RECORDS SUPPLIED -
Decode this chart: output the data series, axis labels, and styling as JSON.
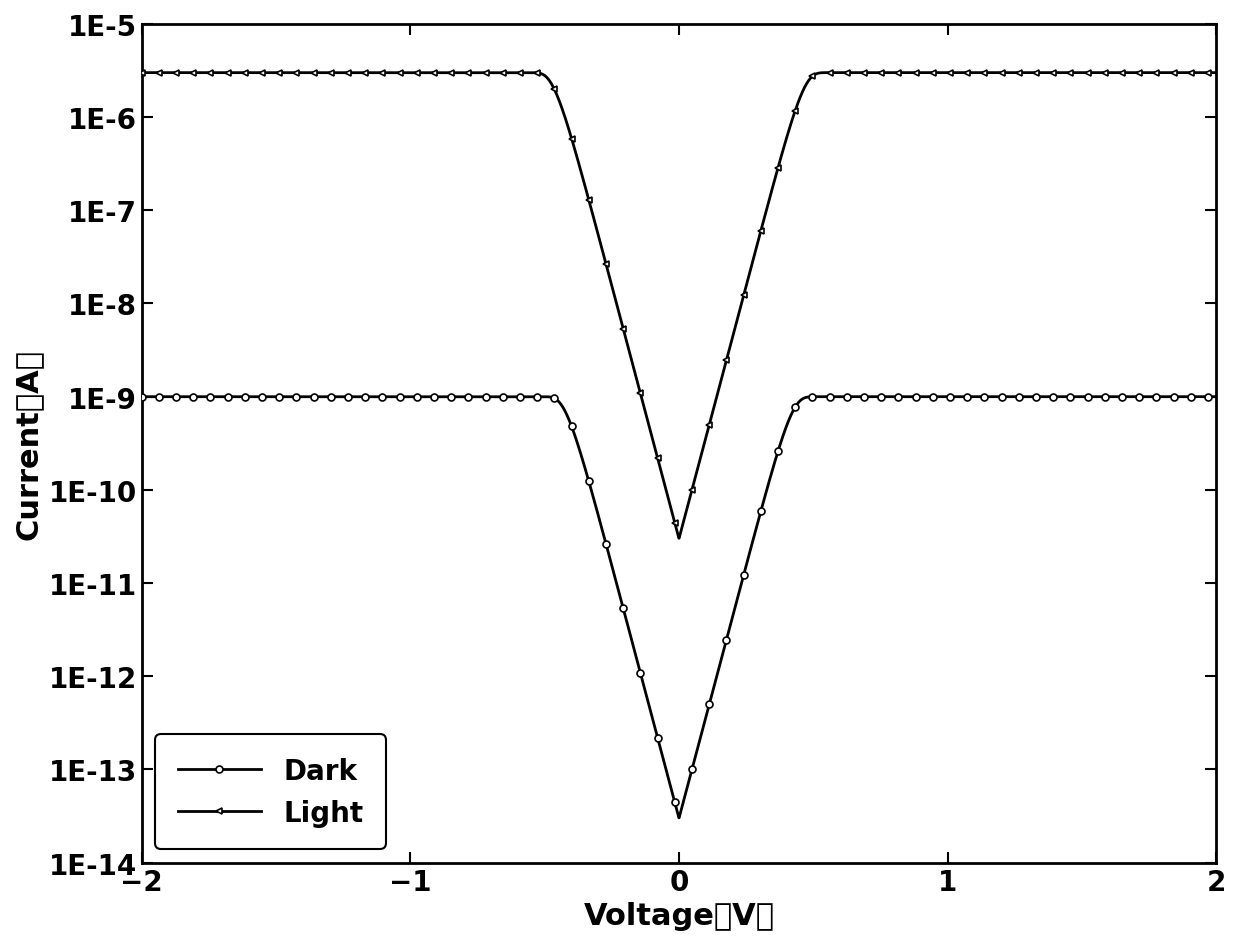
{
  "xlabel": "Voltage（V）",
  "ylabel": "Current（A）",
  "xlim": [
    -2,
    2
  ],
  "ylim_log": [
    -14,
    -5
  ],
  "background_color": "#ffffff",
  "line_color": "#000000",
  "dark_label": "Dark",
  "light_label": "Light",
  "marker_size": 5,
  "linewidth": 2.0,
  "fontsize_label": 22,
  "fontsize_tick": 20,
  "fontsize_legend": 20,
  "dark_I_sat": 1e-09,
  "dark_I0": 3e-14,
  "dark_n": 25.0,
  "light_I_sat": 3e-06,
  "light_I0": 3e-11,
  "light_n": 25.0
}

REQUIREMENT - Keep the pictures out of the copy and return the rest of the data above exactly.

WRITTEN RESPONSE -
Decode this chart: output the data series, axis labels, and styling as JSON.
{
  "xlabel": "Voltage（V）",
  "ylabel": "Current（A）",
  "xlim": [
    -2,
    2
  ],
  "ylim_log": [
    -14,
    -5
  ],
  "background_color": "#ffffff",
  "line_color": "#000000",
  "dark_label": "Dark",
  "light_label": "Light",
  "marker_size": 5,
  "linewidth": 2.0,
  "fontsize_label": 22,
  "fontsize_tick": 20,
  "fontsize_legend": 20,
  "dark_I_sat": 1e-09,
  "dark_I0": 3e-14,
  "dark_n": 25.0,
  "light_I_sat": 3e-06,
  "light_I0": 3e-11,
  "light_n": 25.0
}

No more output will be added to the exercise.